▸ Required work
Pull out each line of the data that includes the word "цена".

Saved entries
- - - - - - -

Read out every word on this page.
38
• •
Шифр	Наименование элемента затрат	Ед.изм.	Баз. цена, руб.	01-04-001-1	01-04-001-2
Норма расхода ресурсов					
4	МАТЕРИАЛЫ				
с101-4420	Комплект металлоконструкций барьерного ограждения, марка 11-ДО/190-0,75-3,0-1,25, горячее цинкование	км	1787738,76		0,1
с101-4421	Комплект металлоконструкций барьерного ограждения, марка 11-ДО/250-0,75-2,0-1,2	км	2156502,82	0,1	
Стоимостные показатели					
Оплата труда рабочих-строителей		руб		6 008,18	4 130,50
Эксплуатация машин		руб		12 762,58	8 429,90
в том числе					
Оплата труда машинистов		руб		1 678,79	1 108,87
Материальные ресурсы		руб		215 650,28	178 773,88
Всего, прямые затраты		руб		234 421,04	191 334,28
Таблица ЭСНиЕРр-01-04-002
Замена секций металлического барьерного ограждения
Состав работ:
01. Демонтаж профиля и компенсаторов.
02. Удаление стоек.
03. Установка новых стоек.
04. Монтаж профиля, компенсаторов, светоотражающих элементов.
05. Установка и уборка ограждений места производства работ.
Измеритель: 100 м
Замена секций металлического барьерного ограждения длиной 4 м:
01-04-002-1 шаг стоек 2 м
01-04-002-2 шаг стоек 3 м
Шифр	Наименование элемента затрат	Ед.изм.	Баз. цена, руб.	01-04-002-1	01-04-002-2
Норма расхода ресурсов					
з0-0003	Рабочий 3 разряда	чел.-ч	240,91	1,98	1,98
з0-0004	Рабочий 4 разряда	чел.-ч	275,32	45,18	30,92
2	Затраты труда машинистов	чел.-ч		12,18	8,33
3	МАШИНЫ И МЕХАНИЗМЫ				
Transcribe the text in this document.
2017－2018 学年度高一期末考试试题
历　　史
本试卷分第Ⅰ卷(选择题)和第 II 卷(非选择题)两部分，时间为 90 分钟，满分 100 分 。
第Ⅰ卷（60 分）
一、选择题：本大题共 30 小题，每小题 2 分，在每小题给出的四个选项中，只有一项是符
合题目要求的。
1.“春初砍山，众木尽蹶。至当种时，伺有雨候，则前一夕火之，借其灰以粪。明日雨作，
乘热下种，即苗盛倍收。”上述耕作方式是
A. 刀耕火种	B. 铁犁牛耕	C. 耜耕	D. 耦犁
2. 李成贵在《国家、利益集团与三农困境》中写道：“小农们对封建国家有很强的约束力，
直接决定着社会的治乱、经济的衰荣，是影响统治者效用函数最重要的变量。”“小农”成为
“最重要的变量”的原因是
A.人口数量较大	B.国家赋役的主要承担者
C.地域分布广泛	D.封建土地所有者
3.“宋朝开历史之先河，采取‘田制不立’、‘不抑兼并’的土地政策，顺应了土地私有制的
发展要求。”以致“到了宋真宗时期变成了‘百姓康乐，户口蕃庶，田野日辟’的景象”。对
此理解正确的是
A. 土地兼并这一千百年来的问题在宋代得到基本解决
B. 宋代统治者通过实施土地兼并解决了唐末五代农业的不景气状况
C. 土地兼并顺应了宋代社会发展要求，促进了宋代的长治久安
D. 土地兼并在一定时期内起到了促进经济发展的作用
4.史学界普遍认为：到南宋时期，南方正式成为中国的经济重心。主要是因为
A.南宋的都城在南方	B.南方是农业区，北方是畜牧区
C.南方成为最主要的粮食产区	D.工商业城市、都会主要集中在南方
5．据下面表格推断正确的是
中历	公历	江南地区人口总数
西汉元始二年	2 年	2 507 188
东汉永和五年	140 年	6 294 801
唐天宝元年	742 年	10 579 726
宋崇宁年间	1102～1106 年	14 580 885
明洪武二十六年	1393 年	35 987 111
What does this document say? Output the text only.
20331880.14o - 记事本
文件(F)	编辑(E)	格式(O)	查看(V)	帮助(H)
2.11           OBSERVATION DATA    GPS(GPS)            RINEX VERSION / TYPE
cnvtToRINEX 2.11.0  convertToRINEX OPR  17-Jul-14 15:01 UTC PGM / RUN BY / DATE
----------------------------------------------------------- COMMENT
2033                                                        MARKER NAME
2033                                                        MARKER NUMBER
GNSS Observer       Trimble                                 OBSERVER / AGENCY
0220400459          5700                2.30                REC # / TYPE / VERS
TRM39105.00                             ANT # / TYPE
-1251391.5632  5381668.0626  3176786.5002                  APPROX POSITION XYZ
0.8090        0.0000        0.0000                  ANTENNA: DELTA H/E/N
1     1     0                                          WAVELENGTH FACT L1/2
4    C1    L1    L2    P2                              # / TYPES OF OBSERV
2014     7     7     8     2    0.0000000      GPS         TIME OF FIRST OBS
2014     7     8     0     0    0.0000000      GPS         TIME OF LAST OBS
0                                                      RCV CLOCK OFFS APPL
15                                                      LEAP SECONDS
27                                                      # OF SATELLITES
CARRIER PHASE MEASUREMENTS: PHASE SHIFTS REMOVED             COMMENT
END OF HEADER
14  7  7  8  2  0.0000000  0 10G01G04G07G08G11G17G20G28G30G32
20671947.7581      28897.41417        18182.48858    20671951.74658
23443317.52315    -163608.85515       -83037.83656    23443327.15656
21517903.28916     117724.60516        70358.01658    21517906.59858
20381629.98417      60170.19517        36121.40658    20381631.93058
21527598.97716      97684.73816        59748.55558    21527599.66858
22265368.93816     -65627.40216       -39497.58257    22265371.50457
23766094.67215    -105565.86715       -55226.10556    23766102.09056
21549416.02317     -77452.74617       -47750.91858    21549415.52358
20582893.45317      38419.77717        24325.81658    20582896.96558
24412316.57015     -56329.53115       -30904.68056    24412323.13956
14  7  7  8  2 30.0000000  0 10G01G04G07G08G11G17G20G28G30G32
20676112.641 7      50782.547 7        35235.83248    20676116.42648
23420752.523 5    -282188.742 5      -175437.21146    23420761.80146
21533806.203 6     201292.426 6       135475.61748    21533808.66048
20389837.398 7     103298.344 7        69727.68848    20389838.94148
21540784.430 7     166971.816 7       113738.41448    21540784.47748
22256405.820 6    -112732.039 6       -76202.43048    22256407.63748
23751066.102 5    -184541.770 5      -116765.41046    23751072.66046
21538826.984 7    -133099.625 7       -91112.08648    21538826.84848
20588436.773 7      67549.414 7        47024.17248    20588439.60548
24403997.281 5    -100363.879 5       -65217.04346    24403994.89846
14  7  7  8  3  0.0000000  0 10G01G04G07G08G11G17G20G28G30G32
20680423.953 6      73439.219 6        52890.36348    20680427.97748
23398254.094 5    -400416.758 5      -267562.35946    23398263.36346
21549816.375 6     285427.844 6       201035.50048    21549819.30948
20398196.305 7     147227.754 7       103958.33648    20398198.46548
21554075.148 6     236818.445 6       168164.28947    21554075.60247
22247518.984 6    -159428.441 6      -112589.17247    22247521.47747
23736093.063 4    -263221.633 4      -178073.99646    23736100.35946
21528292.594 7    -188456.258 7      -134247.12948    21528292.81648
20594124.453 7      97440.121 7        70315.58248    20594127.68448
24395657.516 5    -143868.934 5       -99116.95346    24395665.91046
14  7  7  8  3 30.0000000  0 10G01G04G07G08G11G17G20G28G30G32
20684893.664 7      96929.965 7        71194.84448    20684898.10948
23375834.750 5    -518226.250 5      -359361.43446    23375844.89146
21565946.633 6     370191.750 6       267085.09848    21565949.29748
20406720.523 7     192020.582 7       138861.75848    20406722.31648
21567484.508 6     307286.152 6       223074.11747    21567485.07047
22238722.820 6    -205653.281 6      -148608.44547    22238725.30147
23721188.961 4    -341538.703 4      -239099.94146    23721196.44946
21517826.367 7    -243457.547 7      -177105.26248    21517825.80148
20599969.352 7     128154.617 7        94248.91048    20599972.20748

- - - - - - -

▸ Written answer
Шифр	Наименование элемента затрат	Ед.изм.	Баз. цена, руб.	01-04-001-1	01-04-001-2
Шифр	Наименование элемента затрат	Ед.изм.	Баз. цена, руб.	01-04-002-1	01-04-002-2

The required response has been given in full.